_What you have to do_
Look for the string "Keletą" in the lines and copy each line that has it.

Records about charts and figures

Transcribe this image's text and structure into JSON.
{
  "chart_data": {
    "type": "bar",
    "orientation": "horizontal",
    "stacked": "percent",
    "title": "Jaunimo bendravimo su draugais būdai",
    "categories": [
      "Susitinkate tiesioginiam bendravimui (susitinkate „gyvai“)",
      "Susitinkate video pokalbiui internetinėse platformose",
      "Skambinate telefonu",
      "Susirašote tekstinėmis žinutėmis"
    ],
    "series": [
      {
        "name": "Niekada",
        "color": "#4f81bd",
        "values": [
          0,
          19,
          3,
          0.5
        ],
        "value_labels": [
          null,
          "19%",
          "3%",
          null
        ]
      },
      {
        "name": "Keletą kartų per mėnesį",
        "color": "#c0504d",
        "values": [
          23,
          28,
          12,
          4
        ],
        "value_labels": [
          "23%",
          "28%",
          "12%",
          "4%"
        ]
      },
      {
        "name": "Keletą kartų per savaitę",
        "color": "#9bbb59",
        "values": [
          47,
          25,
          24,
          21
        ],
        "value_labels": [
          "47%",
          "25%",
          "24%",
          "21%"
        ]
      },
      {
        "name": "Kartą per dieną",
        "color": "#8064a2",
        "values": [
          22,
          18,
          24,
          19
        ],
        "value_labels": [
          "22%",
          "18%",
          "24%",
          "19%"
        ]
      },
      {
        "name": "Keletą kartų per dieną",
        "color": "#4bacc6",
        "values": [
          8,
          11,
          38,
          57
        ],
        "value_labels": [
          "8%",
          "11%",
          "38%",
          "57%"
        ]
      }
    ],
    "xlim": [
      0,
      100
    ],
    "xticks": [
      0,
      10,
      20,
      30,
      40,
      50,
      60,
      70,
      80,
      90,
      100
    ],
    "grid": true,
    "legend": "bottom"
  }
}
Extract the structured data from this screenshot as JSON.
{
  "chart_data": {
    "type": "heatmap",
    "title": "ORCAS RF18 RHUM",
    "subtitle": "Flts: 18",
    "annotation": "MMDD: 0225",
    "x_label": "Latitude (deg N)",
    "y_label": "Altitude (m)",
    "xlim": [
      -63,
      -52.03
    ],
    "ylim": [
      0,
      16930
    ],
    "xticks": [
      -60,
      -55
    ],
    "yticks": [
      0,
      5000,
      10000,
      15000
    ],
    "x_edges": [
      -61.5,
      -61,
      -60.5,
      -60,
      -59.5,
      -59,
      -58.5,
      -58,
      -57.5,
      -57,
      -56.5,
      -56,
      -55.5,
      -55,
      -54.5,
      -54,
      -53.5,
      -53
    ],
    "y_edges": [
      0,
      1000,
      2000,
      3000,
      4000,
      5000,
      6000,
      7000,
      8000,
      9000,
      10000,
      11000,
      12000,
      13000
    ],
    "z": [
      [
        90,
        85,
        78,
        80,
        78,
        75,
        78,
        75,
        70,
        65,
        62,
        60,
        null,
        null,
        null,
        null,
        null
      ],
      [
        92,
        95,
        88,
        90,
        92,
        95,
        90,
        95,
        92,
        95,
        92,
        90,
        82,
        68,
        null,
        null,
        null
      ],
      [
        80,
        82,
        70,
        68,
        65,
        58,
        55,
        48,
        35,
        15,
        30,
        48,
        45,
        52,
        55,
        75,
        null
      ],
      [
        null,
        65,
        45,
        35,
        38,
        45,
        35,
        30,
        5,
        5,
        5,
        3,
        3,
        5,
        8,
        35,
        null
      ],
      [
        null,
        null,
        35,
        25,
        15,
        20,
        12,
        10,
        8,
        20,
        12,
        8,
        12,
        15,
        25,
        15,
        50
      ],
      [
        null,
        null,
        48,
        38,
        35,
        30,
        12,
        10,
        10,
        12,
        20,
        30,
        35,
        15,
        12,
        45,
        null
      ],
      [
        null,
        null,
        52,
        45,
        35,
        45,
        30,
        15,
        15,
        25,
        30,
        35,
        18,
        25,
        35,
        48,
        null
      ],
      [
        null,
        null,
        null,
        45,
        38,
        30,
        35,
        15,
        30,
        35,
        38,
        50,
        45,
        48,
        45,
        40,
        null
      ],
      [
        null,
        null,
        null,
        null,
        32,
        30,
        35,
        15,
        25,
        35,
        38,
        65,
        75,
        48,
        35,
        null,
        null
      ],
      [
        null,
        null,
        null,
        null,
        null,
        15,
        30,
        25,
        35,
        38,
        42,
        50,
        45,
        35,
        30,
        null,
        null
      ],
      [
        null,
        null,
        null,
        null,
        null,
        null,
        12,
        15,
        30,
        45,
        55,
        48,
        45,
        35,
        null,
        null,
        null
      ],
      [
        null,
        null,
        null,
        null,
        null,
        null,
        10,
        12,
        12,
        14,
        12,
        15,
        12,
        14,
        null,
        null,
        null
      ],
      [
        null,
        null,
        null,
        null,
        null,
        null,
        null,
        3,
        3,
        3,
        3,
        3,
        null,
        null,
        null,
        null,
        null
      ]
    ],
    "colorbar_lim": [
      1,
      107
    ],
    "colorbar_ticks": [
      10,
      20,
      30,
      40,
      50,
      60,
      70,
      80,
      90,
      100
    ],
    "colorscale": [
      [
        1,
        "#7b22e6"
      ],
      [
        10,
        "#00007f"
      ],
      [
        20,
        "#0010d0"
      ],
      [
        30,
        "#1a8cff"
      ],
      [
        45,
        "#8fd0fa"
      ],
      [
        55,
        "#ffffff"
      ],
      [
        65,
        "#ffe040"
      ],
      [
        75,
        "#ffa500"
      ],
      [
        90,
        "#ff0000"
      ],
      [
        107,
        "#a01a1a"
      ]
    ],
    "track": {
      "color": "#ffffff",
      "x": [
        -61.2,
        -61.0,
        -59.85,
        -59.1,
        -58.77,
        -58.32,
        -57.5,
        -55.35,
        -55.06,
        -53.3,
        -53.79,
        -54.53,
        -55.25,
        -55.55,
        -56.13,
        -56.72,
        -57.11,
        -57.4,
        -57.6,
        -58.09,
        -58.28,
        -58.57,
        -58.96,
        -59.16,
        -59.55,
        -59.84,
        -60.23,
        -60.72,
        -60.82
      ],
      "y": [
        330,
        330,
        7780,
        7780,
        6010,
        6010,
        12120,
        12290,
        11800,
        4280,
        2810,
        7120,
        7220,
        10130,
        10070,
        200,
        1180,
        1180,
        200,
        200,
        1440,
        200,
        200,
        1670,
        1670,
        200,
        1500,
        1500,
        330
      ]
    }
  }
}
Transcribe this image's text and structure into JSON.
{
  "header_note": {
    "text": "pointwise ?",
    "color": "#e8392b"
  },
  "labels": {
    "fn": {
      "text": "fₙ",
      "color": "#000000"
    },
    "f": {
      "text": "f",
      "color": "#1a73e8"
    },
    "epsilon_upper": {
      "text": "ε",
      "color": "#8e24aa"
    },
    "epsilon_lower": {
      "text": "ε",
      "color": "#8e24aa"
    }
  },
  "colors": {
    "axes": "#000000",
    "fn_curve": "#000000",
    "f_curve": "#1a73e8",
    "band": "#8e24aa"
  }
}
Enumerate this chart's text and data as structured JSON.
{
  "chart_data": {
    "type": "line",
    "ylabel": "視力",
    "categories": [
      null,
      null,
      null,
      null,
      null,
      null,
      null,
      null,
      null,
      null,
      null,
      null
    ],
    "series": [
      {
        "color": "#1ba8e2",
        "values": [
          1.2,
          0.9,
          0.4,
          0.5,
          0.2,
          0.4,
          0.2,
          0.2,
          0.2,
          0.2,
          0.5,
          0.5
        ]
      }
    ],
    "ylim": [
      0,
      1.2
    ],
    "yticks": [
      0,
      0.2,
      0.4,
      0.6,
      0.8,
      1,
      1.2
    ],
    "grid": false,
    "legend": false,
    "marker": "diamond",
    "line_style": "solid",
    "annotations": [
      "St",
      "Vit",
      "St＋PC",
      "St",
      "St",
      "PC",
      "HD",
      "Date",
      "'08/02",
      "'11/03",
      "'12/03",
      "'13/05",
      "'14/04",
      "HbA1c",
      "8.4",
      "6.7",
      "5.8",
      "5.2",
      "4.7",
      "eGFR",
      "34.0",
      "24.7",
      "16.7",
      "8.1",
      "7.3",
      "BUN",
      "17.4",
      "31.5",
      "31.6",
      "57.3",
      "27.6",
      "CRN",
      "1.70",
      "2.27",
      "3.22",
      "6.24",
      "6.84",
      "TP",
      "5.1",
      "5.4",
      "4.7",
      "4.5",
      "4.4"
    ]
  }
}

_Result below_
        "name": "Keletą kartų per mėnesį",
        "name": "Keletą kartų per savaitę",
        "name": "Keletą kartų per dieną",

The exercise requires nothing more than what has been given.